Your instructions
Only the number is wanted: how many lines contain the string "true"?

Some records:

[Begin]

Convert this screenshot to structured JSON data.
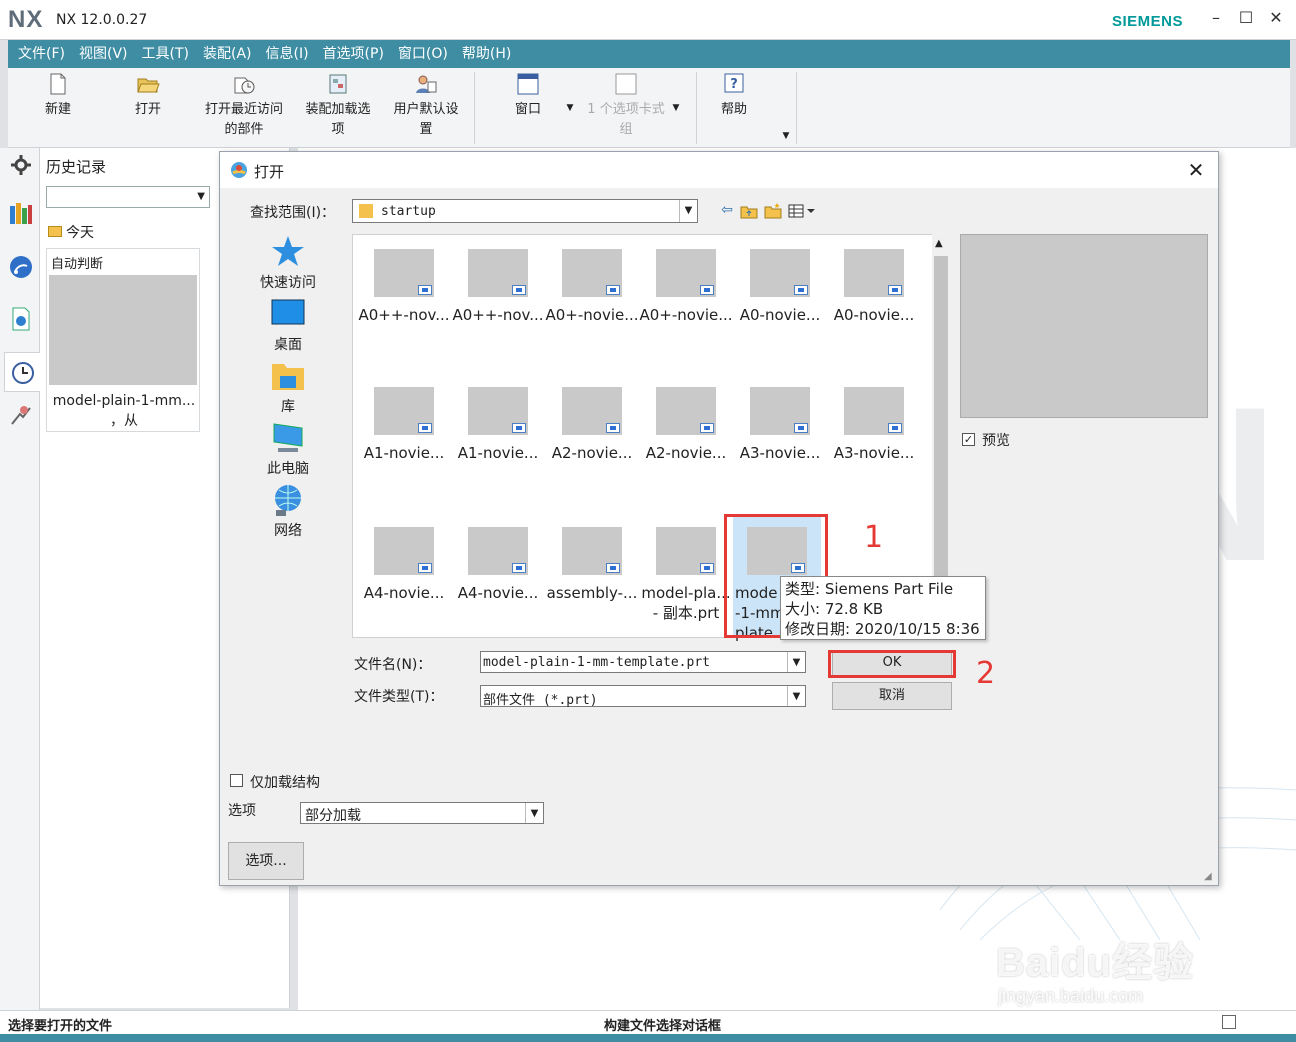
{
  "app": {
    "logo": "NX",
    "version": "NX 12.0.0.27",
    "brand": "SIEMENS",
    "win_controls": {
      "minimize": "–",
      "maximize": "☐",
      "close": "✕"
    }
  },
  "menu": [
    "文件(F)",
    "视图(V)",
    "工具(T)",
    "装配(A)",
    "信息(I)",
    "首选项(P)",
    "窗口(O)",
    "帮助(H)"
  ],
  "ribbon": {
    "new": "新建",
    "open": "打开",
    "recent_1": "打开最近访问",
    "recent_2": "的部件",
    "asm_1": "装配加载选",
    "asm_2": "项",
    "userdef_1": "用户默认设",
    "userdef_2": "置",
    "window": "窗口",
    "tabgroup_1": "1 个选项卡式",
    "tabgroup_2": "组",
    "help": "帮助"
  },
  "history": {
    "title": "历史记录",
    "group": "今天",
    "card_label": "自动判断",
    "file_line1": "model-plain-1-mm...",
    "file_line2": "，从"
  },
  "dialog": {
    "title": "打开",
    "lookin_label": "查找范围(I)：",
    "lookin_value": "startup",
    "places": [
      "快速访问",
      "桌面",
      "库",
      "此电脑",
      "网络"
    ],
    "files": [
      {
        "name": "A0++-nov..."
      },
      {
        "name": "A0++-nov..."
      },
      {
        "name": "A0+-novie..."
      },
      {
        "name": "A0+-novie..."
      },
      {
        "name": "A0-novie..."
      },
      {
        "name": "A0-novie..."
      },
      {
        "name": "A1-novie..."
      },
      {
        "name": "A1-novie..."
      },
      {
        "name": "A2-novie..."
      },
      {
        "name": "A2-novie..."
      },
      {
        "name": "A3-novie..."
      },
      {
        "name": "A3-novie..."
      },
      {
        "name": "A4-novie..."
      },
      {
        "name": "A4-novie..."
      },
      {
        "name": "assembly-..."
      },
      {
        "name": "model-pla...",
        "name2": "- 副本.prt"
      },
      {
        "name": "mode",
        "name2": "-1-mm",
        "name3": "plate",
        "selected": true
      }
    ],
    "tooltip": {
      "type": "类型: Siemens Part File",
      "size": "大小: 72.8 KB",
      "date": "修改日期: 2020/10/15 8:36"
    },
    "preview_label": "预览",
    "preview_checked": true,
    "filename_label": "文件名(N)：",
    "filename_value": "model-plain-1-mm-template.prt",
    "filetype_label": "文件类型(T)：",
    "filetype_value": "部件文件 (*.prt)",
    "ok": "OK",
    "cancel": "取消",
    "load_structure": "仅加载结构",
    "options_label": "选项",
    "options_value": "部分加载",
    "options_button": "选项..."
  },
  "annotations": {
    "one": "1",
    "two": "2",
    "color": "#e53935"
  },
  "status": {
    "left": "选择要打开的文件",
    "middle": "构建文件选择对话框"
  },
  "watermark": {
    "line1": "Baidu经验",
    "line2": "jingyan.baidu.com"
  },
  "colors": {
    "accent": "#3e8da3",
    "brand": "#009999",
    "selection": "#cce4f7"
  }
}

[End]

Task answer
2